Exercise brief ::
Pictures do not belong in the copy, so please give every entry below again exactly.

----------------------------------------

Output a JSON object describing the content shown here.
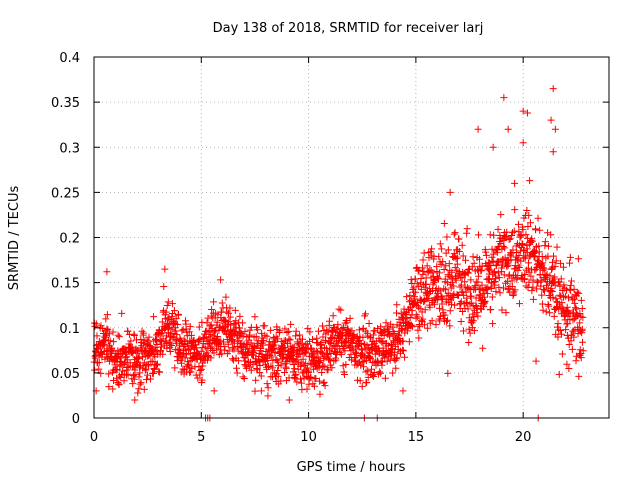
{
  "chart_data": {
    "type": "scatter",
    "title": "Day 138 of 2018, SRMTID for receiver larj",
    "xlabel": "GPS time / hours",
    "ylabel": "SRMTID / TECUs",
    "xlim": [
      0,
      24
    ],
    "ylim": [
      0,
      0.4
    ],
    "xticks": [
      0,
      5,
      10,
      15,
      20
    ],
    "yticks": [
      0,
      0.05,
      0.1,
      0.15,
      0.2,
      0.25,
      0.3,
      0.35,
      0.4
    ],
    "xtick_labels": [
      "0",
      "5",
      "10",
      "15",
      "20"
    ],
    "ytick_labels": [
      "0",
      "0.05",
      "0.1",
      "0.15",
      "0.2",
      "0.25",
      "0.3",
      "0.35",
      "0.4"
    ],
    "grid": true,
    "marker": "+",
    "color": "#ff0000",
    "series": [
      {
        "name": "SRMTID",
        "trend": {
          "x": [
            0,
            0.5,
            1,
            1.5,
            2,
            2.5,
            3,
            3.3,
            3.6,
            4,
            4.5,
            5,
            5.5,
            6,
            6.5,
            7,
            7.5,
            8,
            8.5,
            9,
            9.5,
            10,
            10.5,
            11,
            11.5,
            12,
            12.5,
            13,
            13.5,
            14,
            14.5,
            15,
            15.5,
            16,
            16.5,
            17,
            17.5,
            18,
            18.5,
            19,
            19.5,
            20,
            20.5,
            21,
            21.5,
            22,
            22.5,
            22.8
          ],
          "y": [
            0.08,
            0.085,
            0.065,
            0.068,
            0.066,
            0.07,
            0.075,
            0.1,
            0.095,
            0.075,
            0.07,
            0.068,
            0.09,
            0.1,
            0.085,
            0.07,
            0.075,
            0.065,
            0.07,
            0.072,
            0.068,
            0.06,
            0.065,
            0.08,
            0.09,
            0.085,
            0.075,
            0.07,
            0.08,
            0.085,
            0.1,
            0.14,
            0.13,
            0.145,
            0.14,
            0.165,
            0.14,
            0.135,
            0.15,
            0.18,
            0.165,
            0.185,
            0.175,
            0.16,
            0.13,
            0.11,
            0.1,
            0.095
          ]
        },
        "spread": 0.028,
        "spread_after_15h": 0.045,
        "points_per_hour": 90,
        "outliers": [
          {
            "x": 0.6,
            "y": 0.162
          },
          {
            "x": 3.3,
            "y": 0.165
          },
          {
            "x": 5.9,
            "y": 0.153
          },
          {
            "x": 16.6,
            "y": 0.25
          },
          {
            "x": 17.9,
            "y": 0.32
          },
          {
            "x": 18.6,
            "y": 0.3
          },
          {
            "x": 19.1,
            "y": 0.355
          },
          {
            "x": 19.3,
            "y": 0.32
          },
          {
            "x": 20.0,
            "y": 0.34
          },
          {
            "x": 20.2,
            "y": 0.338
          },
          {
            "x": 20.0,
            "y": 0.305
          },
          {
            "x": 21.3,
            "y": 0.33
          },
          {
            "x": 21.4,
            "y": 0.365
          },
          {
            "x": 21.5,
            "y": 0.32
          },
          {
            "x": 21.4,
            "y": 0.295
          },
          {
            "x": 20.3,
            "y": 0.263
          },
          {
            "x": 19.6,
            "y": 0.26
          },
          {
            "x": 22.2,
            "y": 0.178
          },
          {
            "x": 14.4,
            "y": 0.03
          },
          {
            "x": 1.9,
            "y": 0.02
          },
          {
            "x": 7.8,
            "y": 0.03
          },
          {
            "x": 9.1,
            "y": 0.02
          },
          {
            "x": 5.6,
            "y": 0.03
          },
          {
            "x": 0.1,
            "y": 0.03
          },
          {
            "x": 12.5,
            "y": 0.035
          },
          {
            "x": 20.6,
            "y": 0.063
          }
        ],
        "zero_points": [
          5.2,
          5.3,
          5.4,
          12.6,
          13.2,
          20.7
        ]
      }
    ]
  }
}
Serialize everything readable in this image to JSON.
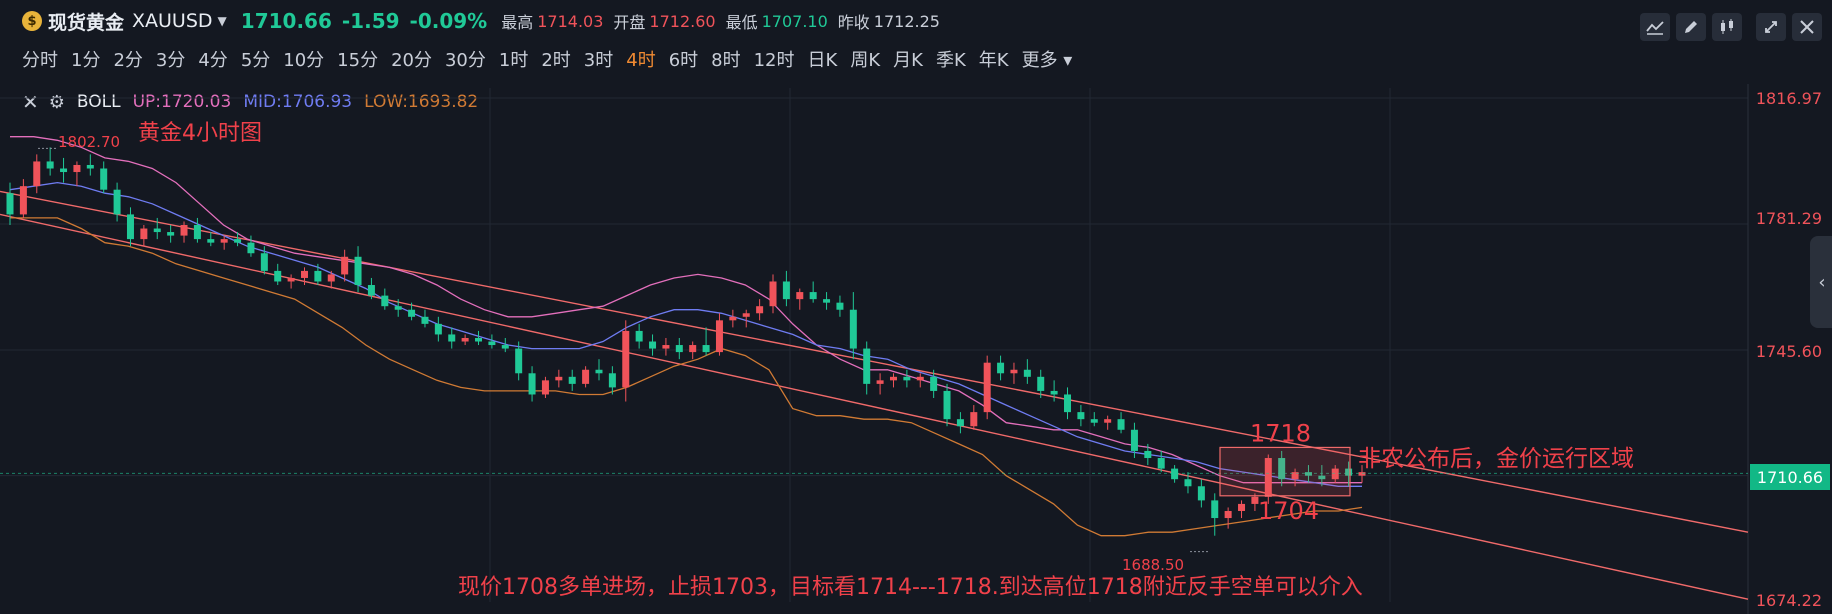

----------------------------------------

Result of the task ::
Output a JSON object describing the content shown here.
{
  "chart_data": {
    "type": "scatter",
    "title": "Day 138 of 2018, SRMTID for receiver larj",
    "xlabel": "GPS time / hours",
    "ylabel": "SRMTID / TECUs",
    "xlim": [
      0,
      24
    ],
    "ylim": [
      0,
      0.4
    ],
    "xticks": [
      0,
      5,
      10,
      15,
      20
    ],
    "yticks": [
      0,
      0.05,
      0.1,
      0.15,
      0.2,
      0.25,
      0.3,
      0.35,
      0.4
    ],
    "xtick_labels": [
      "0",
      "5",
      "10",
      "15",
      "20"
    ],
    "ytick_labels": [
      "0",
      "0.05",
      "0.1",
      "0.15",
      "0.2",
      "0.25",
      "0.3",
      "0.35",
      "0.4"
    ],
    "grid": true,
    "marker": "+",
    "color": "#ff0000",
    "series": [
      {
        "name": "SRMTID",
        "trend": {
          "x": [
            0,
            0.5,
            1,
            1.5,
            2,
            2.5,
            3,
            3.3,
            3.6,
            4,
            4.5,
            5,
            5.5,
            6,
            6.5,
            7,
            7.5,
            8,
            8.5,
            9,
            9.5,
            10,
            10.5,
            11,
            11.5,
            12,
            12.5,
            13,
            13.5,
            14,
            14.5,
            15,
            15.5,
            16,
            16.5,
            17,
            17.5,
            18,
            18.5,
            19,
            19.5,
            20,
            20.5,
            21,
            21.5,
            22,
            22.5,
            22.8
          ],
          "y": [
            0.08,
            0.085,
            0.065,
            0.068,
            0.066,
            0.07,
            0.075,
            0.1,
            0.095,
            0.075,
            0.07,
            0.068,
            0.09,
            0.1,
            0.085,
            0.07,
            0.075,
            0.065,
            0.07,
            0.072,
            0.068,
            0.06,
            0.065,
            0.08,
            0.09,
            0.085,
            0.075,
            0.07,
            0.08,
            0.085,
            0.1,
            0.14,
            0.13,
            0.145,
            0.14,
            0.165,
            0.14,
            0.135,
            0.15,
            0.18,
            0.165,
            0.185,
            0.175,
            0.16,
            0.13,
            0.11,
            0.1,
            0.095
          ]
        },
        "spread": 0.028,
        "spread_after_15h": 0.045,
        "points_per_hour": 90,
        "outliers": [
          {
            "x": 0.6,
            "y": 0.162
          },
          {
            "x": 3.3,
            "y": 0.165
          },
          {
            "x": 5.9,
            "y": 0.153
          },
          {
            "x": 16.6,
            "y": 0.25
          },
          {
            "x": 17.9,
            "y": 0.32
          },
          {
            "x": 18.6,
            "y": 0.3
          },
          {
            "x": 19.1,
            "y": 0.355
          },
          {
            "x": 19.3,
            "y": 0.32
          },
          {
            "x": 20.0,
            "y": 0.34
          },
          {
            "x": 20.2,
            "y": 0.338
          },
          {
            "x": 20.0,
            "y": 0.305
          },
          {
            "x": 21.3,
            "y": 0.33
          },
          {
            "x": 21.4,
            "y": 0.365
          },
          {
            "x": 21.5,
            "y": 0.32
          },
          {
            "x": 21.4,
            "y": 0.295
          },
          {
            "x": 20.3,
            "y": 0.263
          },
          {
            "x": 19.6,
            "y": 0.26
          },
          {
            "x": 22.2,
            "y": 0.178
          },
          {
            "x": 14.4,
            "y": 0.03
          },
          {
            "x": 1.9,
            "y": 0.02
          },
          {
            "x": 7.8,
            "y": 0.03
          },
          {
            "x": 9.1,
            "y": 0.02
          },
          {
            "x": 5.6,
            "y": 0.03
          },
          {
            "x": 0.1,
            "y": 0.03
          },
          {
            "x": 12.5,
            "y": 0.035
          },
          {
            "x": 20.6,
            "y": 0.063
          }
        ],
        "zero_points": [
          5.2,
          5.3,
          5.4,
          12.6,
          13.2,
          20.7
        ]
      }
    ]
  }
}
Serialize everything readable in this image to JSON.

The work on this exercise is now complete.